> **Stated goal**:
What follows is a listing to be transcribed exactly.

--- start Task input ---

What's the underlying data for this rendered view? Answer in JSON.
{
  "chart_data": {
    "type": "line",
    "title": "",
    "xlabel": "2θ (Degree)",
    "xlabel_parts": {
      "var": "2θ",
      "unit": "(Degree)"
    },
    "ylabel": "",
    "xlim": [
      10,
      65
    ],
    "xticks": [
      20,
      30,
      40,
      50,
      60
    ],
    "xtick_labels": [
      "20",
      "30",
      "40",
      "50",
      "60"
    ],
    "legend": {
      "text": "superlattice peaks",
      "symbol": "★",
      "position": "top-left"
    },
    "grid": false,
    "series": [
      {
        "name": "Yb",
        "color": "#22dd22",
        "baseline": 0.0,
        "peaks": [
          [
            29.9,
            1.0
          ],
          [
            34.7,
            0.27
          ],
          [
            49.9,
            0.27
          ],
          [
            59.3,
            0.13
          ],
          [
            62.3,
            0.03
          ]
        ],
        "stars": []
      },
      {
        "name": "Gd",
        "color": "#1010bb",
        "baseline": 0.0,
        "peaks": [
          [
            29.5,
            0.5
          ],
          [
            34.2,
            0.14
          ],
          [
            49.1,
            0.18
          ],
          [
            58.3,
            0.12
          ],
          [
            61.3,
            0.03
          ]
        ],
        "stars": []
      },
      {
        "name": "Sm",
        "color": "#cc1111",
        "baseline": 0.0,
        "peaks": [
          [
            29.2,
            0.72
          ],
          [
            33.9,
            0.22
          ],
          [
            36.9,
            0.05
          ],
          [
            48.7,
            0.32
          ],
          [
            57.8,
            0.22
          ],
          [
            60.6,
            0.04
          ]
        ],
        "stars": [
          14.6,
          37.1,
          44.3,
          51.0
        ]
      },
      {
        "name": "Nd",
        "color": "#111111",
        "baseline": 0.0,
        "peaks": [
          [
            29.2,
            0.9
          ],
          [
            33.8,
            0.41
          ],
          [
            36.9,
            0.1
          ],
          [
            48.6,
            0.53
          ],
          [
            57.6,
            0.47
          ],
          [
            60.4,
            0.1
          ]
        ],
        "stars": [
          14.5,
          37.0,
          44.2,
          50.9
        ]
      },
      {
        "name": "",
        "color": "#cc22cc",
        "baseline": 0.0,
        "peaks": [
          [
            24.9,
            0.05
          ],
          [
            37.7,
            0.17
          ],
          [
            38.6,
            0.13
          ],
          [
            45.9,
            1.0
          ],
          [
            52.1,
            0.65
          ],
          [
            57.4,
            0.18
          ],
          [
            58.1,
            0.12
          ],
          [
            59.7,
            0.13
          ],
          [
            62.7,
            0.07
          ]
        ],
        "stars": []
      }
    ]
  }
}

--- end Task input ---

> **Response**:
What's the underlying data for this rendered view? Answer in JSON.
{
  "chart_data": {
    "type": "line",
    "title": "",
    "xlabel": "2θ (Degree)",
    "xlabel_parts": {
      "var": "2θ",
      "unit": "(Degree)"
    },
    "ylabel": "",
    "xlim": [
      10,
      65
    ],
    "xticks": [
      20,
      30,
      40,
      50,
      60
    ],
    "xtick_labels": [
      "20",
      "30",
      "40",
      "50",
      "60"
    ],
    "legend": {
      "text": "superlattice peaks",
      "symbol": "★",
      "position": "top-left"
    },
    "grid": false,
    "series": [
      {
        "name": "Yb",
        "color": "#22dd22",
        "baseline": 0.0,
        "peaks": [
          [
            29.9,
            1.0
          ],
          [
            34.7,
            0.27
          ],
          [
            49.9,
            0.27
          ],
          [
            59.3,
            0.13
          ],
          [
            62.3,
            0.03
          ]
        ],
        "stars": []
      },
      {
        "name": "Gd",
        "color": "#1010bb",
        "baseline": 0.0,
        "peaks": [
          [
            29.5,
            0.5
          ],
          [
            34.2,
            0.14
          ],
          [
            49.1,
            0.18
          ],
          [
            58.3,
            0.12
          ],
          [
            61.3,
            0.03
          ]
        ],
        "stars": []
      },
      {
        "name": "Sm",
        "color": "#cc1111",
        "baseline": 0.0,
        "peaks": [
          [
            29.2,
            0.72
          ],
          [
            33.9,
            0.22
          ],
          [
            36.9,
            0.05
          ],
          [
            48.7,
            0.32
          ],
          [
            57.8,
            0.22
          ],
          [
            60.6,
            0.04
          ]
        ],
        "stars": [
          14.6,
          37.1,
          44.3,
          51.0
        ]
      },
      {
        "name": "Nd",
        "color": "#111111",
        "baseline": 0.0,
        "peaks": [
          [
            29.2,
            0.9
          ],
          [
            33.8,
            0.41
          ],
          [
            36.9,
            0.1
          ],
          [
            48.6,
            0.53
          ],
          [
            57.6,
            0.47
          ],
          [
            60.4,
            0.1
          ]
        ],
        "stars": [
          14.5,
          37.0,
          44.2,
          50.9
        ]
      },
      {
        "name": "",
        "color": "#cc22cc",
        "baseline": 0.0,
        "peaks": [
          [
            24.9,
            0.05
          ],
          [
            37.7,
            0.17
          ],
          [
            38.6,
            0.13
          ],
          [
            45.9,
            1.0
          ],
          [
            52.1,
            0.65
          ],
          [
            57.4,
            0.18
          ],
          [
            58.1,
            0.12
          ],
          [
            59.7,
            0.13
          ],
          [
            62.7,
            0.07
          ]
        ],
        "stars": []
      }
    ]
  }
}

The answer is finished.